**Direction**. Repeat, line for line, the entries printed below.

--- begin Data listing ---

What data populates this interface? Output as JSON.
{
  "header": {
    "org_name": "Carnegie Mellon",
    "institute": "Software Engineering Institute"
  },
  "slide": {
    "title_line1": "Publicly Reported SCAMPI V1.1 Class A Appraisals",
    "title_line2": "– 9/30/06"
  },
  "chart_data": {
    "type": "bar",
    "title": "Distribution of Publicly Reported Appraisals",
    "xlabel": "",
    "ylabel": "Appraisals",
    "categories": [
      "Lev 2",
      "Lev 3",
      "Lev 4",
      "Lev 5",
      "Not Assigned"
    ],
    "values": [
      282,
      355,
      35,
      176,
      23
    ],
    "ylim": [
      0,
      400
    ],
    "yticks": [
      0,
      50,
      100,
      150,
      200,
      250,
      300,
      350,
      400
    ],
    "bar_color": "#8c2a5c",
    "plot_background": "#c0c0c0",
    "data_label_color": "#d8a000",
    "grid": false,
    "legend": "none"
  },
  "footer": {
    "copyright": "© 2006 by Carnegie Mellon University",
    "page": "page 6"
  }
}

--- end Data listing ---

**Response to this exercise**.
What data populates this interface? Output as JSON.
{
  "header": {
    "org_name": "Carnegie Mellon",
    "institute": "Software Engineering Institute"
  },
  "slide": {
    "title_line1": "Publicly Reported SCAMPI V1.1 Class A Appraisals",
    "title_line2": "– 9/30/06"
  },
  "chart_data": {
    "type": "bar",
    "title": "Distribution of Publicly Reported Appraisals",
    "xlabel": "",
    "ylabel": "Appraisals",
    "categories": [
      "Lev 2",
      "Lev 3",
      "Lev 4",
      "Lev 5",
      "Not Assigned"
    ],
    "values": [
      282,
      355,
      35,
      176,
      23
    ],
    "ylim": [
      0,
      400
    ],
    "yticks": [
      0,
      50,
      100,
      150,
      200,
      250,
      300,
      350,
      400
    ],
    "bar_color": "#8c2a5c",
    "plot_background": "#c0c0c0",
    "data_label_color": "#d8a000",
    "grid": false,
    "legend": "none"
  },
  "footer": {
    "copyright": "© 2006 by Carnegie Mellon University",
    "page": "page 6"
  }
}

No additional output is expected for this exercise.